━━ RAW RECORDS ━━

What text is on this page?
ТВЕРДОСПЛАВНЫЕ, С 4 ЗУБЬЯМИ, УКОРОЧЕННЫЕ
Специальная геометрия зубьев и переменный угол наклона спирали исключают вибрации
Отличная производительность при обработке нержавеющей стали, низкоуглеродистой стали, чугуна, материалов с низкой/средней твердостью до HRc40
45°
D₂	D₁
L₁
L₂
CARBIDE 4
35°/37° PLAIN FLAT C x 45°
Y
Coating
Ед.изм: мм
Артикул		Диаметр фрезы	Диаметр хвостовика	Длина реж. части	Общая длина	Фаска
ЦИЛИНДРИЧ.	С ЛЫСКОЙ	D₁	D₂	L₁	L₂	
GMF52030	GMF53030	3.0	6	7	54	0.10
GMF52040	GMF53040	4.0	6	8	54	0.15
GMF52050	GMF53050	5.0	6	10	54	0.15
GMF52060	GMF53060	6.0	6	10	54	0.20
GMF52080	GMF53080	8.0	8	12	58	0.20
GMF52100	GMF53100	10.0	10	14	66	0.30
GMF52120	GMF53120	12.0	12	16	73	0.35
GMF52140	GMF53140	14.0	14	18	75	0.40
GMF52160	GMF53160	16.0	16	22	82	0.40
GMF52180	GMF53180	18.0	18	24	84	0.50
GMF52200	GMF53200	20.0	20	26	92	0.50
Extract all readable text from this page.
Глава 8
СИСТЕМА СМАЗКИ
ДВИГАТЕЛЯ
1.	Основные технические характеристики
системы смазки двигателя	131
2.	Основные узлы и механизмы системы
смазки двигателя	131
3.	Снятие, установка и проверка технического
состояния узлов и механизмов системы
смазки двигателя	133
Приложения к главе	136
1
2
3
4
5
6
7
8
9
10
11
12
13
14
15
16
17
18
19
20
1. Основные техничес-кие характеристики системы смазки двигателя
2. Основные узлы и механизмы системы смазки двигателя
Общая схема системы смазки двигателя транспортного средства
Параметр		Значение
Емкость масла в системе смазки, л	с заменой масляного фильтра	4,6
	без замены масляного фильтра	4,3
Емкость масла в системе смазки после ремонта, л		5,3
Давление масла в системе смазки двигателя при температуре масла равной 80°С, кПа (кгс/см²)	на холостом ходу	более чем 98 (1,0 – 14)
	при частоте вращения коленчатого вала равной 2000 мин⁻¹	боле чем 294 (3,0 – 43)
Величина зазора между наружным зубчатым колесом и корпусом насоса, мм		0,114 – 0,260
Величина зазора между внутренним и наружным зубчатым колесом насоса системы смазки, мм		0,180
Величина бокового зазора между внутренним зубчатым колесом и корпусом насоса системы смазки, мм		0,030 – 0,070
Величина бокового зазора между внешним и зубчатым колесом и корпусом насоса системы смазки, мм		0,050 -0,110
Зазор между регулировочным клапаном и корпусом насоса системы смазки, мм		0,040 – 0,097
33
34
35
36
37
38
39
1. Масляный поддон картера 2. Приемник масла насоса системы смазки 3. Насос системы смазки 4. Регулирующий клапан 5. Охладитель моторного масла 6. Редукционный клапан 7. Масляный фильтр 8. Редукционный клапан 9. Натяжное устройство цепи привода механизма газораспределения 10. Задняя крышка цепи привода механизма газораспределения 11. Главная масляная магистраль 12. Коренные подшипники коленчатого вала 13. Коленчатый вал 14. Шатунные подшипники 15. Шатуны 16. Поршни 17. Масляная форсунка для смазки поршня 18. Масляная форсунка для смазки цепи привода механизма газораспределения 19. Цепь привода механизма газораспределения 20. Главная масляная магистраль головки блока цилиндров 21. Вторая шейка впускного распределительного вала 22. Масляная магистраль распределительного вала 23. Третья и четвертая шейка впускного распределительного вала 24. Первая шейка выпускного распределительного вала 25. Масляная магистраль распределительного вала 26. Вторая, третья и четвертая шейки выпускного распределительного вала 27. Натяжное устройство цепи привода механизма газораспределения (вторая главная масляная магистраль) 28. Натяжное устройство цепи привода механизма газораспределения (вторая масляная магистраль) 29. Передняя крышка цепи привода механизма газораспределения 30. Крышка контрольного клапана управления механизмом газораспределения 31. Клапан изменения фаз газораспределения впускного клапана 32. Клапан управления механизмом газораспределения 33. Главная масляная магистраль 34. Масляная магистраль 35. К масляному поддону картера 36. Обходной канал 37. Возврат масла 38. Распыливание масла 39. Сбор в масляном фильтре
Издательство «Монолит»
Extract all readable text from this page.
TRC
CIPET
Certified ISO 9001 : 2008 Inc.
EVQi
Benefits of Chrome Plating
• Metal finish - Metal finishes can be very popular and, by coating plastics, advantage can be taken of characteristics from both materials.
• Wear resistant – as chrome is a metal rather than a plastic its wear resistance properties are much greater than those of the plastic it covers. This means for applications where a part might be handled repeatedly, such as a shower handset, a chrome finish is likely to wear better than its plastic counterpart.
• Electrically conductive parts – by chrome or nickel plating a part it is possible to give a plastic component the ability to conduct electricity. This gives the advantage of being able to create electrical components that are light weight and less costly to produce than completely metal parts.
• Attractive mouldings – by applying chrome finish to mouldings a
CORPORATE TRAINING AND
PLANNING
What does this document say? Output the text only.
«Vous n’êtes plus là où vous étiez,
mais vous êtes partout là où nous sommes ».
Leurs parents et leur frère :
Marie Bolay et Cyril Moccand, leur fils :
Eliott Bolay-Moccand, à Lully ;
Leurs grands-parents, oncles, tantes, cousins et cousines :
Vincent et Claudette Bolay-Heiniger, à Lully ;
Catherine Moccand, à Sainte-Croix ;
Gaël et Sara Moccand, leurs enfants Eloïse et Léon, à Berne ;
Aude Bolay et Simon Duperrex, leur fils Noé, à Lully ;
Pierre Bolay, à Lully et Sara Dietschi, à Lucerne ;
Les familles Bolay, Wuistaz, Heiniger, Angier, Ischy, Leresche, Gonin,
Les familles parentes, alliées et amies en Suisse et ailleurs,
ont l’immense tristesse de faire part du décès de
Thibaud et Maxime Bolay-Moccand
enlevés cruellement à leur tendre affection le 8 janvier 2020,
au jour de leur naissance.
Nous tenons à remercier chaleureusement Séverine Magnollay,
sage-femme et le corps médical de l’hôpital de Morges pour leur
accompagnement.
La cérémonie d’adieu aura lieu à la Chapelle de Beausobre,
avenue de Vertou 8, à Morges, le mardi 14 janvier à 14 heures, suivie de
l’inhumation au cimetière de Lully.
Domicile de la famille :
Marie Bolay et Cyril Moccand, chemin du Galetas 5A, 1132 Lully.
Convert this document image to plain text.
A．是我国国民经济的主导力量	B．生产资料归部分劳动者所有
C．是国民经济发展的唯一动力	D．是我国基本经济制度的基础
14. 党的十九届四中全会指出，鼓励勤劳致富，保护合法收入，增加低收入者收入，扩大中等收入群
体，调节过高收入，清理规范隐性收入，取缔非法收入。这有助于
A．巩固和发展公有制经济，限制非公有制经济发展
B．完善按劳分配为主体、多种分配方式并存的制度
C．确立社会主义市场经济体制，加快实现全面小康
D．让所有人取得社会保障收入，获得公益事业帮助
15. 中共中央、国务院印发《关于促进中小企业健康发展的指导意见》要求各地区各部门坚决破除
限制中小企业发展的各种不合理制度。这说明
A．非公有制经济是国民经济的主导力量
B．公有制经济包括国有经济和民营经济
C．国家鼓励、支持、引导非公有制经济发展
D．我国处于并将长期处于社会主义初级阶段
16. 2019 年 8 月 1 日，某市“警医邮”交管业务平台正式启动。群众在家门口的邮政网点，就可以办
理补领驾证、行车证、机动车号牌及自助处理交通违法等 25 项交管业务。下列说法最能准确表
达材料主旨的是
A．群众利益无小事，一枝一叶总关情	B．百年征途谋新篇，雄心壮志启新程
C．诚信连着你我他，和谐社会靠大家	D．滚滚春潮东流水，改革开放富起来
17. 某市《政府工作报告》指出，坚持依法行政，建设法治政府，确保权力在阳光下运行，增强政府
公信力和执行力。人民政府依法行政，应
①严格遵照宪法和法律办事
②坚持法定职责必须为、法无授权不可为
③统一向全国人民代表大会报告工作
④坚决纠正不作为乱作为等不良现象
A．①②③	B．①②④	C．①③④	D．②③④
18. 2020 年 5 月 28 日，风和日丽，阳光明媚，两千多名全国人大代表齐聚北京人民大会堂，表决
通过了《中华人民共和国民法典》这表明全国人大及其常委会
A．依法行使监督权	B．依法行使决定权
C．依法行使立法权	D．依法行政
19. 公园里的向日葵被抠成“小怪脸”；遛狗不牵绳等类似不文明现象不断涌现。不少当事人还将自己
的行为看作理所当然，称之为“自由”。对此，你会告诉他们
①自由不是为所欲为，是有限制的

━━━

**REQUEST:**
Pull out every line containing "механизмы".

**WRITTEN REPLY:**
2.	Основные узлы и механизмы системы
2. Основные узлы и механизмы системы смазки двигателя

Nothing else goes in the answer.